● **What is being asked**
Repeat the entire listing exactly as written.

Data records
|---|

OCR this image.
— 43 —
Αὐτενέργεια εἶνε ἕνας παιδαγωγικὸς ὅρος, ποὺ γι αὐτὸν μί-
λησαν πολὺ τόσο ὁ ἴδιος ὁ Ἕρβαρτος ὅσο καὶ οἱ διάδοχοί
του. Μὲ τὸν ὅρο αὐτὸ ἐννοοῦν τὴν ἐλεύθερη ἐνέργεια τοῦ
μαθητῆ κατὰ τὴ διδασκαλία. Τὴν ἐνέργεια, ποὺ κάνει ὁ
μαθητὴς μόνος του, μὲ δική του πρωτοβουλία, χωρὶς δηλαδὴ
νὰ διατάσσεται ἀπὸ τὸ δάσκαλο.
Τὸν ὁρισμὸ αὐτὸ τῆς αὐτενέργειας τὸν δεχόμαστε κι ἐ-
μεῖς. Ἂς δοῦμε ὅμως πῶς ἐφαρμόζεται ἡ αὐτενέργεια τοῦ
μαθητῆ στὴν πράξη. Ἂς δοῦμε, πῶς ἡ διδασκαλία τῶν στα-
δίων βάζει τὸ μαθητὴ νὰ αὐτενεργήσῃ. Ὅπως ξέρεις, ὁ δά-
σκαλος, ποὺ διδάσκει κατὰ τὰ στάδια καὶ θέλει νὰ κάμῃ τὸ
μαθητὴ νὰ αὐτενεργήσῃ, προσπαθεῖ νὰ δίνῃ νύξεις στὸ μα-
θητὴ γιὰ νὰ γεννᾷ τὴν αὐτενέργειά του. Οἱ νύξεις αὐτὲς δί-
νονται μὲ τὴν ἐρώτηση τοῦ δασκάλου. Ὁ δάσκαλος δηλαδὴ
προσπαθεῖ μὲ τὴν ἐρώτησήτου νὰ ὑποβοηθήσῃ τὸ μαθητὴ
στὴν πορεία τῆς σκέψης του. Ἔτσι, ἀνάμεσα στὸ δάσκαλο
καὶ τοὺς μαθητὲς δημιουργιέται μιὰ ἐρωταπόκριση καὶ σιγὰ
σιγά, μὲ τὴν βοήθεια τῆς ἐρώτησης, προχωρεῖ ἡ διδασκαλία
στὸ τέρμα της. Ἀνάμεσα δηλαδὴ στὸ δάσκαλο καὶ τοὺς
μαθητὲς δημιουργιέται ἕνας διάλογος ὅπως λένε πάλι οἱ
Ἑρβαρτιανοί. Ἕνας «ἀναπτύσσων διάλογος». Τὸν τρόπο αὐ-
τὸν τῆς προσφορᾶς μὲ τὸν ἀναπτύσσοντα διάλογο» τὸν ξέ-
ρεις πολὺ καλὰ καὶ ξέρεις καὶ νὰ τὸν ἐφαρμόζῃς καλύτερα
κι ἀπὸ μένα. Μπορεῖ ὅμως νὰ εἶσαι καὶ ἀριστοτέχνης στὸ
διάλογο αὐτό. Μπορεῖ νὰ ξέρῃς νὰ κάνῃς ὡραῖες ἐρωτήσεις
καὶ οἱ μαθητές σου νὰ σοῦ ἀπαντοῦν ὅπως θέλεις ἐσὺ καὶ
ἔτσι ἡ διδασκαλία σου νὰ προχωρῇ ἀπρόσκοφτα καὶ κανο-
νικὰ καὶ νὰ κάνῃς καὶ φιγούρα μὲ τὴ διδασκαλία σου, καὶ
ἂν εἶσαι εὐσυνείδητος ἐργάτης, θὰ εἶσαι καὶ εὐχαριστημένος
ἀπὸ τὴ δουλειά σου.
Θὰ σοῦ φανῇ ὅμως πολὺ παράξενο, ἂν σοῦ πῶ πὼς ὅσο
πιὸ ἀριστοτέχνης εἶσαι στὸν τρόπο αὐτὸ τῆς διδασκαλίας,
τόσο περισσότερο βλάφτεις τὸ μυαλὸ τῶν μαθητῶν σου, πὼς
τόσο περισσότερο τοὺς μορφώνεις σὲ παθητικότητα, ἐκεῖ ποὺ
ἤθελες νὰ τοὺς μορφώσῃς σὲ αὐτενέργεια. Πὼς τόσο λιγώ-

|---|

● **Solution below**
OCR this image.
— 43 —
Αὐτενέργεια εἶνε ἕνας παιδαγωγικὸς ὅρος, ποὺ γι αὐτὸν μί-
λησαν πολὺ τόσο ὁ ἴδιος ὁ Ἕρβαρτος ὅσο καὶ οἱ διάδοχοί
του. Μὲ τὸν ὅρο αὐτὸ ἐννοοῦν τὴν ἐλεύθερη ἐνέργεια τοῦ
μαθητῆ κατὰ τὴ διδασκαλία. Τὴν ἐνέργεια, ποὺ κάνει ὁ
μαθητὴς μόνος του, μὲ δική του πρωτοβουλία, χωρὶς δηλαδὴ
νὰ διατάσσεται ἀπὸ τὸ δάσκαλο.
Τὸν ὁρισμὸ αὐτὸ τῆς αὐτενέργειας τὸν δεχόμαστε κι ἐ-
μεῖς. Ἂς δοῦμε ὅμως πῶς ἐφαρμόζεται ἡ αὐτενέργεια τοῦ
μαθητῆ στὴν πράξη. Ἂς δοῦμε, πῶς ἡ διδασκαλία τῶν στα-
δίων βάζει τὸ μαθητὴ νὰ αὐτενεργήσῃ. Ὅπως ξέρεις, ὁ δά-
σκαλος, ποὺ διδάσκει κατὰ τὰ στάδια καὶ θέλει νὰ κάμῃ τὸ
μαθητὴ νὰ αὐτενεργήσῃ, προσπαθεῖ νὰ δίνῃ νύξεις στὸ μα-
θητὴ γιὰ νὰ γεννᾷ τὴν αὐτενέργειά του. Οἱ νύξεις αὐτὲς δί-
νονται μὲ τὴν ἐρώτηση τοῦ δασκάλου. Ὁ δάσκαλος δηλαδὴ
προσπαθεῖ μὲ τὴν ἐρώτησήτου νὰ ὑποβοηθήσῃ τὸ μαθητὴ
στὴν πορεία τῆς σκέψης του. Ἔτσι, ἀνάμεσα στὸ δάσκαλο
καὶ τοὺς μαθητὲς δημιουργιέται μιὰ ἐρωταπόκριση καὶ σιγὰ
σιγά, μὲ τὴν βοήθεια τῆς ἐρώτησης, προχωρεῖ ἡ διδασκαλία
στὸ τέρμα της. Ἀνάμεσα δηλαδὴ στὸ δάσκαλο καὶ τοὺς
μαθητὲς δημιουργιέται ἕνας διάλογος ὅπως λένε πάλι οἱ
Ἑρβαρτιανοί. Ἕνας «ἀναπτύσσων διάλογος». Τὸν τρόπο αὐ-
τὸν τῆς προσφορᾶς μὲ τὸν ἀναπτύσσοντα διάλογο» τὸν ξέ-
ρεις πολὺ καλὰ καὶ ξέρεις καὶ νὰ τὸν ἐφαρμόζῃς καλύτερα
κι ἀπὸ μένα. Μπορεῖ ὅμως νὰ εἶσαι καὶ ἀριστοτέχνης στὸ
διάλογο αὐτό. Μπορεῖ νὰ ξέρῃς νὰ κάνῃς ὡραῖες ἐρωτήσεις
καὶ οἱ μαθητές σου νὰ σοῦ ἀπαντοῦν ὅπως θέλεις ἐσὺ καὶ
ἔτσι ἡ διδασκαλία σου νὰ προχωρῇ ἀπρόσκοφτα καὶ κανο-
νικὰ καὶ νὰ κάνῃς καὶ φιγούρα μὲ τὴ διδασκαλία σου, καὶ
ἂν εἶσαι εὐσυνείδητος ἐργάτης, θὰ εἶσαι καὶ εὐχαριστημένος
ἀπὸ τὴ δουλειά σου.
Θὰ σοῦ φανῇ ὅμως πολὺ παράξενο, ἂν σοῦ πῶ πὼς ὅσο
πιὸ ἀριστοτέχνης εἶσαι στὸν τρόπο αὐτὸ τῆς διδασκαλίας,
τόσο περισσότερο βλάφτεις τὸ μυαλὸ τῶν μαθητῶν σου, πὼς
τόσο περισσότερο τοὺς μορφώνεις σὲ παθητικότητα, ἐκεῖ ποὺ
ἤθελες νὰ τοὺς μορφώσῃς σὲ αὐτενέργεια. Πὼς τόσο λιγώ-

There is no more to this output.